É um ganho quando alcançamos qualquer aumento, mesmo que discreto, na adesão média de isolamento social – reconhecido cientificamente como a alternativa que mais traz resultados para conter a transmissão do novo coronavírus. Mas o que vemos hoje, dia em que se completa a primeira semana de quarentena rígida em cinco municípios do Grande Recife, é que não conseguimos ir além da faixa média dos 50%, o que é bastante aquém do que recomenda a Organização Mundial de Saúde (OMS) para se deitar a curva epidêmica e salvar vidas.
Há 40 dias, quando Pernambuco iniciava o processo de aceleração de casos e mortes por covid-19, o secretário de Saúde de Pernambuco, André Longo, já clamava por um índice de isolamento elevado. “Se estivéssemos com nível de distanciamento social na casa dos 70%, certamente nossa curva de aceleração epidêmica estaria menor do que está. Mas se nenhum isolamento tivesse sido adotado, a curva estaria bem mais íngreme do que está hoje”, disse o secretário, em coletiva de imprensa transmitida online do dia 13 de abril.
Naquela ocasião, ele já deixava claro que o cenário poderia estar melhor se a população respeitasse as medidas de restrições à circulação. “O ideal seria algo em torno de 70%, e temos flutuado na casa dos 50%, o que mostra que ainda podemos nos esforçar mais”, acrescentou. Esse depoimento de Longo há mais de um mês, comparado com o panorama atual, faz a gente perceber o quanto pouco avançamos, mesmo vivendo uma quarenta dura no decorrer nos últimos sete dias.

* [Enunciado A]
No texto sobre o isolamento social em Pernambuco, qual índice de distanciamento o secretário André Longo apontava como ideal?
* [Enunciado B]
Dê continuidade ao texto sobre o isolamento social no Grande Recife a partir do ponto em que ele termina.
A listagem não tem relação com o texto sobre o isolamento social em Pernambuco.

[Registros de origem]

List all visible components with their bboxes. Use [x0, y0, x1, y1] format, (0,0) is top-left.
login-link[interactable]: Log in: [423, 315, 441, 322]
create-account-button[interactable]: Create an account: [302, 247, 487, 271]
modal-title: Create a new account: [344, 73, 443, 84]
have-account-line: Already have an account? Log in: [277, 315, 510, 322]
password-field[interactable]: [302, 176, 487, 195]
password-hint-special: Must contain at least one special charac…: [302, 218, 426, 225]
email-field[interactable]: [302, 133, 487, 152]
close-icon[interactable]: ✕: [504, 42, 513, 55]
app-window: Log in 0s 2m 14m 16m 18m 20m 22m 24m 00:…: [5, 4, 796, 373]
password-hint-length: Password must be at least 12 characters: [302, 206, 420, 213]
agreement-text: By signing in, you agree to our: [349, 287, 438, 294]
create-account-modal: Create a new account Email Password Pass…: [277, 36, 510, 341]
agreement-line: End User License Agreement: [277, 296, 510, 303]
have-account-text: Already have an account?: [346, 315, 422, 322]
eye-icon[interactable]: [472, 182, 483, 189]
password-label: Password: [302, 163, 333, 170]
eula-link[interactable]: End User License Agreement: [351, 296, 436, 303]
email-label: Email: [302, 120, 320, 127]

* [Resposta do exercício A]
Algo em torno de 70%.

* [Resposta do exercício B]
Para a médica sanitarista Bernadete Perez, vice-presidente da Associação Brasileira de Saúde Coletiva (Abrasco), as taxas atuais de isolamento social no Recife, Jaboatão dos Guararapes, Camaragibe, São Lourenço da Mata e Olinda não estão suficientes para conter o crescimento dos casos e das mortes, como também para permitir que a rede de saúde consiga atender os pacientes de forma adequada. Na quinta-feira (21), nas cinco cidades, a taxa média de isolamento social foi de 50,3%, contra 48,4% da quinta-feira da semana anterior, antes do início da quarentena rígida. É um tímido aumento.
“Não adianta só termos um decreto para instituir uma quarentena se não existe uma política de proteção social para os mais vulneráveis. É muito difícil, por exemplo, fazer isolamento em palafitas do Recife. As pessoas que vivem nessas condições, aliadas ao calor da cidade, não conseguem sobreviver sem circular. São medidas delicadas para uma região com muita desigualdade social como a nossa”, acredita Bernadete, que também é professora da Universidade Federal de Pernambuco (UFPE).
Para ela, as autoridades sanitárias precisam executar ações que dialoguem com as comunidades mais pobres e oferecer alternativas para realização do isolamento. “As escolas da rede pública de ensino estão fechadas. Elas poderiam servir de alojamento para essas pessoas (que não conseguem seguir as regras da quarentena por condições precárias de moradia). Não é só fazer isso. Também é necessário fazer orientação comunitária de forma continuada e possibilitar caminhos para que os agentes comunitários de saúde cheguem perto das pessoas neste momento, mesmo que remotamente, para fazer o trabalho de educação em saúde”, complementa Bernadete, com a certeza de que o isolamento social é valioso para salvar vidas, mas precisa vir acompanhado de medidas que garantam o bem-estar das pessoas socioeconomicamente vulneráveis.